§ AIM OF THE EXERCISE: In full and without deviation, write out the entries that follow.

Extracted records
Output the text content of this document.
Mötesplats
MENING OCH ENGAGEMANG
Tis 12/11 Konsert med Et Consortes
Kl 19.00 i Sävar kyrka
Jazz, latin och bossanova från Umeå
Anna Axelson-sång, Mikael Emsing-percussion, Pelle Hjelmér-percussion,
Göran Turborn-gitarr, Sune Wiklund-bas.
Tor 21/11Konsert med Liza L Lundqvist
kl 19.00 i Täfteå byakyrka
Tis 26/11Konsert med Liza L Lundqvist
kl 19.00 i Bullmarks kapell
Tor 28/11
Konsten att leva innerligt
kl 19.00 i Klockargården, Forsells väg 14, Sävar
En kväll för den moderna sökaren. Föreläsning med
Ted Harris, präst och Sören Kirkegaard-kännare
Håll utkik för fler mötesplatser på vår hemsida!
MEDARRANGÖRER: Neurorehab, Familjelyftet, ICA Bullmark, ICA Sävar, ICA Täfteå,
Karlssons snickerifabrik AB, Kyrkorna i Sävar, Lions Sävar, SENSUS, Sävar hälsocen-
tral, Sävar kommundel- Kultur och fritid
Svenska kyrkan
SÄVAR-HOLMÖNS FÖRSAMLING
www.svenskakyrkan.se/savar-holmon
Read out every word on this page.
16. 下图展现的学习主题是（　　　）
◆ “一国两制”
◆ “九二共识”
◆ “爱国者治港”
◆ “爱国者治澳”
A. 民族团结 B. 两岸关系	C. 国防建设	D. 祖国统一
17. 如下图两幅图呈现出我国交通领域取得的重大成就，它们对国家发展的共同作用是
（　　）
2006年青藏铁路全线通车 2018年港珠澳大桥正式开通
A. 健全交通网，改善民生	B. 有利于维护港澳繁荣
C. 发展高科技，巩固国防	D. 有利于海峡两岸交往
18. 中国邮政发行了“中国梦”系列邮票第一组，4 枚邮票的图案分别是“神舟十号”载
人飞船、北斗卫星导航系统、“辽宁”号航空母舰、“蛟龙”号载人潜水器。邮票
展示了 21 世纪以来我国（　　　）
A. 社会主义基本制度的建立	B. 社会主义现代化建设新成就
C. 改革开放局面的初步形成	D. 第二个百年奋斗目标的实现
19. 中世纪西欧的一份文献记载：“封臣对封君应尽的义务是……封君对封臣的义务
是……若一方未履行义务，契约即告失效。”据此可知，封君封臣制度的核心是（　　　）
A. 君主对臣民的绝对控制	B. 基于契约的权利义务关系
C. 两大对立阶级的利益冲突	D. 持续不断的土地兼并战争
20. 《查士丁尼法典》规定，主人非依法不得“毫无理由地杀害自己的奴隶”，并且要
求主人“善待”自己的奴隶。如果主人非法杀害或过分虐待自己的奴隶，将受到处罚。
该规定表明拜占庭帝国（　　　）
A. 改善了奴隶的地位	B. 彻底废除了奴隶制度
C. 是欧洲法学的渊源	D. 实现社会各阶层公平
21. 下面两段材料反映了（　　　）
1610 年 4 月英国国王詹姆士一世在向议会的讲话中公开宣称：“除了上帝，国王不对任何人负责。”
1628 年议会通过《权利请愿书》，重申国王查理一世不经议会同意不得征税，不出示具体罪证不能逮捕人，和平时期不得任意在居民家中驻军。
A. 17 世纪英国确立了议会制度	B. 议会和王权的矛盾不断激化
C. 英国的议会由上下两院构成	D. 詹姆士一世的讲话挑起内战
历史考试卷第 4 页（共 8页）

§ TASK OUTPUT:
Output the text content of this document.
Mötesplats
MENING OCH ENGAGEMANG
Tis 12/11 Konsert med Et Consortes
Kl 19.00 i Sävar kyrka
Jazz, latin och bossanova från Umeå
Anna Axelson-sång, Mikael Emsing-percussion, Pelle Hjelmér-percussion,
Göran Turborn-gitarr, Sune Wiklund-bas.
Tor 21/11Konsert med Liza L Lundqvist
kl 19.00 i Täfteå byakyrka
Tis 26/11Konsert med Liza L Lundqvist
kl 19.00 i Bullmarks kapell
Tor 28/11
Konsten att leva innerligt
kl 19.00 i Klockargården, Forsells väg 14, Sävar
En kväll för den moderna sökaren. Föreläsning med
Ted Harris, präst och Sören Kirkegaard-kännare
Håll utkik för fler mötesplatser på vår hemsida!
MEDARRANGÖRER: Neurorehab, Familjelyftet, ICA Bullmark, ICA Sävar, ICA Täfteå,
Karlssons snickerifabrik AB, Kyrkorna i Sävar, Lions Sävar, SENSUS, Sävar hälsocen-
tral, Sävar kommundel- Kultur och fritid
Svenska kyrkan
SÄVAR-HOLMÖNS FÖRSAMLING
www.svenskakyrkan.se/savar-holmon
Read out every word on this page.
16. 下图展现的学习主题是（　　　）
◆ “一国两制”
◆ “九二共识”
◆ “爱国者治港”
◆ “爱国者治澳”
A. 民族团结 B. 两岸关系	C. 国防建设	D. 祖国统一
17. 如下图两幅图呈现出我国交通领域取得的重大成就，它们对国家发展的共同作用是
（　　）
2006年青藏铁路全线通车 2018年港珠澳大桥正式开通
A. 健全交通网，改善民生	B. 有利于维护港澳繁荣
C. 发展高科技，巩固国防	D. 有利于海峡两岸交往
18. 中国邮政发行了“中国梦”系列邮票第一组，4 枚邮票的图案分别是“神舟十号”载
人飞船、北斗卫星导航系统、“辽宁”号航空母舰、“蛟龙”号载人潜水器。邮票
展示了 21 世纪以来我国（　　　）
A. 社会主义基本制度的建立	B. 社会主义现代化建设新成就
C. 改革开放局面的初步形成	D. 第二个百年奋斗目标的实现
19. 中世纪西欧的一份文献记载：“封臣对封君应尽的义务是……封君对封臣的义务
是……若一方未履行义务，契约即告失效。”据此可知，封君封臣制度的核心是（　　　）
A. 君主对臣民的绝对控制	B. 基于契约的权利义务关系
C. 两大对立阶级的利益冲突	D. 持续不断的土地兼并战争
20. 《查士丁尼法典》规定，主人非依法不得“毫无理由地杀害自己的奴隶”，并且要
求主人“善待”自己的奴隶。如果主人非法杀害或过分虐待自己的奴隶，将受到处罚。
该规定表明拜占庭帝国（　　　）
A. 改善了奴隶的地位	B. 彻底废除了奴隶制度
C. 是欧洲法学的渊源	D. 实现社会各阶层公平
21. 下面两段材料反映了（　　　）
1610 年 4 月英国国王詹姆士一世在向议会的讲话中公开宣称：“除了上帝，国王不对任何人负责。”
1628 年议会通过《权利请愿书》，重申国王查理一世不经议会同意不得征税，不出示具体罪证不能逮捕人，和平时期不得任意在居民家中驻军。
A. 17 世纪英国确立了议会制度	B. 议会和王权的矛盾不断激化
C. 英国的议会由上下两院构成	D. 詹姆士一世的讲话挑起内战
历史考试卷第 4 页（共 8页）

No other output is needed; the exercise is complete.